**Stated goal:** Transcribe the material below exactly as it appears.

# Start of Data shown

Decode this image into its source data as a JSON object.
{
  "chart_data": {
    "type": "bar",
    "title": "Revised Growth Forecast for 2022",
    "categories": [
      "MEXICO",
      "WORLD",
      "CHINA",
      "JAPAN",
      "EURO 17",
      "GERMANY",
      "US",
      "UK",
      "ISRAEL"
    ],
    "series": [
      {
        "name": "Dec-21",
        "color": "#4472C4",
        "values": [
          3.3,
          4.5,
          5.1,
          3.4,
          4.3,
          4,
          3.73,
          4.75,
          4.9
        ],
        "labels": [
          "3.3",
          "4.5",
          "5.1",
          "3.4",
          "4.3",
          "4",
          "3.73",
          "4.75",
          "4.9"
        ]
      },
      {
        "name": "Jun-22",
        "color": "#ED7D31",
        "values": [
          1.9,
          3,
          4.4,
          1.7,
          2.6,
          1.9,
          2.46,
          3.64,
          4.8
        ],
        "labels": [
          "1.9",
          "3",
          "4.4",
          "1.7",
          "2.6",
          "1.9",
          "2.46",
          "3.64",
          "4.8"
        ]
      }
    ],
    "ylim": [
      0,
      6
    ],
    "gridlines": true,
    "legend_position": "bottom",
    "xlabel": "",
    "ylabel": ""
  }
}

# End of Data shown

**Solution:**
Decode this image into its source data as a JSON object.
{
  "chart_data": {
    "type": "bar",
    "title": "Revised Growth Forecast for 2022",
    "categories": [
      "MEXICO",
      "WORLD",
      "CHINA",
      "JAPAN",
      "EURO 17",
      "GERMANY",
      "US",
      "UK",
      "ISRAEL"
    ],
    "series": [
      {
        "name": "Dec-21",
        "color": "#4472C4",
        "values": [
          3.3,
          4.5,
          5.1,
          3.4,
          4.3,
          4,
          3.73,
          4.75,
          4.9
        ],
        "labels": [
          "3.3",
          "4.5",
          "5.1",
          "3.4",
          "4.3",
          "4",
          "3.73",
          "4.75",
          "4.9"
        ]
      },
      {
        "name": "Jun-22",
        "color": "#ED7D31",
        "values": [
          1.9,
          3,
          4.4,
          1.7,
          2.6,
          1.9,
          2.46,
          3.64,
          4.8
        ],
        "labels": [
          "1.9",
          "3",
          "4.4",
          "1.7",
          "2.6",
          "1.9",
          "2.46",
          "3.64",
          "4.8"
        ]
      }
    ],
    "ylim": [
      0,
      6
    ],
    "gridlines": true,
    "legend_position": "bottom",
    "xlabel": "",
    "ylabel": ""
  }
}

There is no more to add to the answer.